GOAL: Scan the data below for the string "Charlotte". Copy every line where it appears.
************
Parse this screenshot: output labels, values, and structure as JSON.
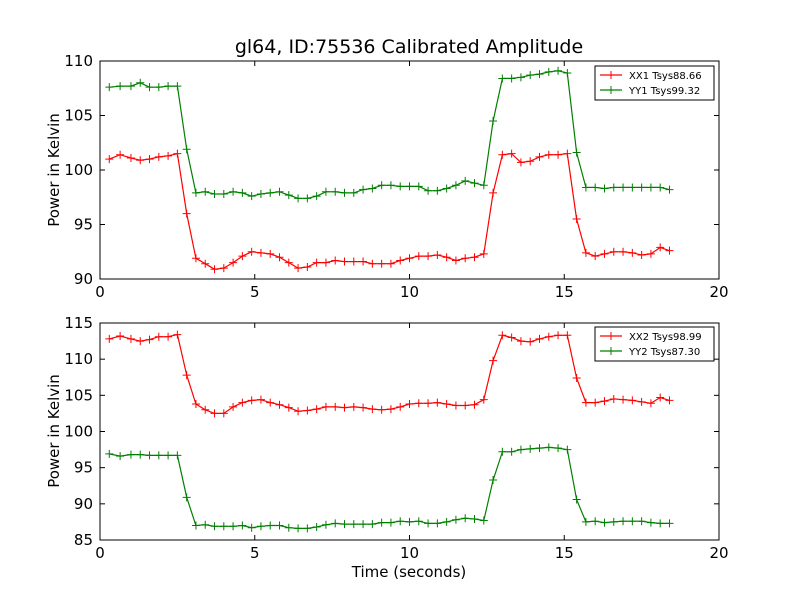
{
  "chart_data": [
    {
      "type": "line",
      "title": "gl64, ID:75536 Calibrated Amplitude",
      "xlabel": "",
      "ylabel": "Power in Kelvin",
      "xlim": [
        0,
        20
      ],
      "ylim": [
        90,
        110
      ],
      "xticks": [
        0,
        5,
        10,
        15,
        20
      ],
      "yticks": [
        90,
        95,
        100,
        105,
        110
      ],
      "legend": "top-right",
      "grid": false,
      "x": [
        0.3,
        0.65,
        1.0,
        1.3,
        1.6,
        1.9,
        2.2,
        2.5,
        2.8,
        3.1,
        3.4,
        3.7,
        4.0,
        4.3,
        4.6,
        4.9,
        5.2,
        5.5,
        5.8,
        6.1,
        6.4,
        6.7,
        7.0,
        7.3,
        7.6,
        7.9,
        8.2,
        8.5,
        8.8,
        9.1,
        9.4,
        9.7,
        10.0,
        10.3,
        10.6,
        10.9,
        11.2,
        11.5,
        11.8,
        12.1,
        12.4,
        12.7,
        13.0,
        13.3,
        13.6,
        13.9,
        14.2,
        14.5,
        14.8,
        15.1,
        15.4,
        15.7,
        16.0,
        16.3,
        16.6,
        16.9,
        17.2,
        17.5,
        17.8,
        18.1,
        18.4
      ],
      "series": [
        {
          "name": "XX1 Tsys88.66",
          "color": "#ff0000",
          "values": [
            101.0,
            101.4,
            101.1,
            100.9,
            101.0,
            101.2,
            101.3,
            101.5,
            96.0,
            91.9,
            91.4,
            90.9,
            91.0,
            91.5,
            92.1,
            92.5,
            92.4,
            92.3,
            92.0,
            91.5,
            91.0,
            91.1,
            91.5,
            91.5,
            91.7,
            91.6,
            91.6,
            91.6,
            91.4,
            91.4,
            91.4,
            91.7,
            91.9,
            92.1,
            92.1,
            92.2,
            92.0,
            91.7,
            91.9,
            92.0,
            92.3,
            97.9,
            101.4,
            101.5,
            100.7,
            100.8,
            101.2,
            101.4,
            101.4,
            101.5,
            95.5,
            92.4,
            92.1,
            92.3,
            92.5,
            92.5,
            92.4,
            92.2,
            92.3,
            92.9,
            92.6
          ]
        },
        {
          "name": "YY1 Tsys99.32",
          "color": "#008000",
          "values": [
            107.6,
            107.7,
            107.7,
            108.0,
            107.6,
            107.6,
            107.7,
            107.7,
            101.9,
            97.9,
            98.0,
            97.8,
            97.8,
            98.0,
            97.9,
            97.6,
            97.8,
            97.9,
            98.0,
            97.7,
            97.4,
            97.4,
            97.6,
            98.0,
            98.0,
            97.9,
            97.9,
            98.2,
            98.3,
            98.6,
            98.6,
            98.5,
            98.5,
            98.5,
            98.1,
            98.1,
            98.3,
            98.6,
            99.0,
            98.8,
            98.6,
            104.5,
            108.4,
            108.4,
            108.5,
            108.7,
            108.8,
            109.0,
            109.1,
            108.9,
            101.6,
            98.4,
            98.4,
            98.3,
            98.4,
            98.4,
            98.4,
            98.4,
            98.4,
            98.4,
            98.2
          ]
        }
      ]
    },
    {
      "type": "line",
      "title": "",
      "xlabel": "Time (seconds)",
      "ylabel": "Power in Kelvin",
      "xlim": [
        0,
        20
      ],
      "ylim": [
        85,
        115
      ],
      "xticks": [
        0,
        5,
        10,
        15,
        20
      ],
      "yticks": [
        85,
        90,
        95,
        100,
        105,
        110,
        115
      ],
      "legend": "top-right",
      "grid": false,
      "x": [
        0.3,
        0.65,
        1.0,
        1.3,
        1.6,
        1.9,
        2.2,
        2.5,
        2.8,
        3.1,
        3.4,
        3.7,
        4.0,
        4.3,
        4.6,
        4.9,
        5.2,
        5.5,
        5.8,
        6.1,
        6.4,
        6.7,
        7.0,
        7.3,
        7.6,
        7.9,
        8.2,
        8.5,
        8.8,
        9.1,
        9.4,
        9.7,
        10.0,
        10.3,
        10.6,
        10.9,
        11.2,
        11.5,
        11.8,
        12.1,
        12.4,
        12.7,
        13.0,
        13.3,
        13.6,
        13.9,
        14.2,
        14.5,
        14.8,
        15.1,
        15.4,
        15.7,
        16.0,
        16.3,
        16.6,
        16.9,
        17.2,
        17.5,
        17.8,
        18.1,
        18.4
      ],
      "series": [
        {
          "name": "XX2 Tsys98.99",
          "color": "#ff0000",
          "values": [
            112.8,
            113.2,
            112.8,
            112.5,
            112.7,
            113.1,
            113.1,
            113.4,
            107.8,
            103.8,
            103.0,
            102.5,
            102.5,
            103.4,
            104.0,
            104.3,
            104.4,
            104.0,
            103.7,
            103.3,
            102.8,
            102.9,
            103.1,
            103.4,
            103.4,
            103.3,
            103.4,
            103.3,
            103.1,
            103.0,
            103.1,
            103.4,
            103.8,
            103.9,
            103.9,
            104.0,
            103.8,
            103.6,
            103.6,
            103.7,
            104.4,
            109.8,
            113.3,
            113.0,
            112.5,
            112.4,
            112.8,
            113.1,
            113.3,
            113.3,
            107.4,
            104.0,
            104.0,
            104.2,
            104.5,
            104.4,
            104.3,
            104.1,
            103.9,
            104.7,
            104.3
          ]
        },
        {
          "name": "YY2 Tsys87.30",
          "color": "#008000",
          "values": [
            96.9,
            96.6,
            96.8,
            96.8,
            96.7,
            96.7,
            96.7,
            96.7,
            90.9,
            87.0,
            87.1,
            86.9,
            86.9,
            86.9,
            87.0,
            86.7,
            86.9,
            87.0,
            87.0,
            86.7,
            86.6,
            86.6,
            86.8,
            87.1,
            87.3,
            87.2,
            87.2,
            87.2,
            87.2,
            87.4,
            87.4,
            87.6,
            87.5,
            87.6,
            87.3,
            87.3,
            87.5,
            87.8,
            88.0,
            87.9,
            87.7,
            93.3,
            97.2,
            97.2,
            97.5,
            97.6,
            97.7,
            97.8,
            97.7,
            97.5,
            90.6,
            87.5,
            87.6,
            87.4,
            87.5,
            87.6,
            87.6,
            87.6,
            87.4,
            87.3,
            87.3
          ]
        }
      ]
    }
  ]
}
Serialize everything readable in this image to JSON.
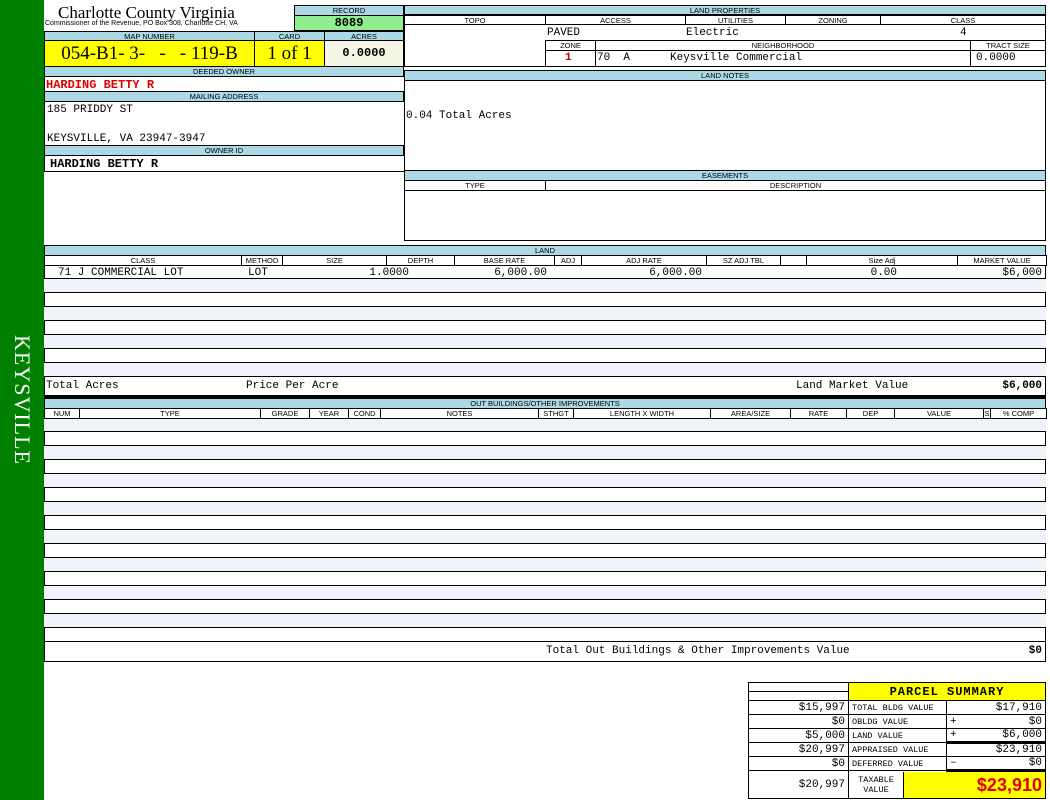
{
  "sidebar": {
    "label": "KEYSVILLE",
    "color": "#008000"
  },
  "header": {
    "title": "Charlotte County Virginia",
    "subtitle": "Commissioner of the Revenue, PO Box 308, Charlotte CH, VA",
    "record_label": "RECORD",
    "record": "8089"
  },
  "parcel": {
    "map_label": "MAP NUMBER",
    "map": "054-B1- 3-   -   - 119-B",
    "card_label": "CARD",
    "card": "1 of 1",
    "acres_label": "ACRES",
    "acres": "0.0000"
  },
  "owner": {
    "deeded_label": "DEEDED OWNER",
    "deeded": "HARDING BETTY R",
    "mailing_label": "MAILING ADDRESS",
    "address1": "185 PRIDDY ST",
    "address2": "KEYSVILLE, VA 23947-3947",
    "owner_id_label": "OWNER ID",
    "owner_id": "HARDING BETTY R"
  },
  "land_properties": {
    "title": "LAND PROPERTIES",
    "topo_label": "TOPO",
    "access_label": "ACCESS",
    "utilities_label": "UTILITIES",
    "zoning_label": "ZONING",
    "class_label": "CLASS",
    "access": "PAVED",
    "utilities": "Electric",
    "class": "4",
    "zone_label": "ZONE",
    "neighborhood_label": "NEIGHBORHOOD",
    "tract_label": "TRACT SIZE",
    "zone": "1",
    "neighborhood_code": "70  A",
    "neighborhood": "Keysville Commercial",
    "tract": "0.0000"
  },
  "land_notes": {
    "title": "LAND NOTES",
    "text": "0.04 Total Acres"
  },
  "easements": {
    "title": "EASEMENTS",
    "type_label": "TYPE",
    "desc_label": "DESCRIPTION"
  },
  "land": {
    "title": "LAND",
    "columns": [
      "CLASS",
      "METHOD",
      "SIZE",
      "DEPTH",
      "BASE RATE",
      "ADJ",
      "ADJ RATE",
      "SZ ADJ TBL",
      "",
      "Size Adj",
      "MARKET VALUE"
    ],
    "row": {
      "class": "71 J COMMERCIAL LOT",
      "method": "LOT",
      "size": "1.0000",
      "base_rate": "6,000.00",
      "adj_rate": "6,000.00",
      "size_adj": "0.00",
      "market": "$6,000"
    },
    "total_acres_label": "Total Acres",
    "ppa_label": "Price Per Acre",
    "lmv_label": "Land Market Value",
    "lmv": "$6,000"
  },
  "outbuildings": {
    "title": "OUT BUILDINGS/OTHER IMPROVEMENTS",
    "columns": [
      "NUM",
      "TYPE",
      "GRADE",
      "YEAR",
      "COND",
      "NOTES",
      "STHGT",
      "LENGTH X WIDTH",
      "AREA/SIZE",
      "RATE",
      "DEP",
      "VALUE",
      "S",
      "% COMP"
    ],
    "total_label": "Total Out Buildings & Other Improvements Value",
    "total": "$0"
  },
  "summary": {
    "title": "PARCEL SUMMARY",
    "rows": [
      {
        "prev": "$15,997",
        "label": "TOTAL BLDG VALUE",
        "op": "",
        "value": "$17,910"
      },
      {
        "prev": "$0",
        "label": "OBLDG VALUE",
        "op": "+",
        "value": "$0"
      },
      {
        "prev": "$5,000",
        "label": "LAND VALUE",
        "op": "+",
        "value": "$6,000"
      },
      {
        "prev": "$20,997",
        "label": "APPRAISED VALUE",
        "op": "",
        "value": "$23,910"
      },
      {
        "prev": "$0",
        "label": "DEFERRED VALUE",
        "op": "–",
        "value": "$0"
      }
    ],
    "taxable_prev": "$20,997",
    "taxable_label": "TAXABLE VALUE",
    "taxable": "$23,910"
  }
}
************
FULL OUTPUT:
    "title": "Charlotte County Virginia",
    "subtitle": "Commissioner of the Revenue, PO Box 308, Charlotte CH, VA",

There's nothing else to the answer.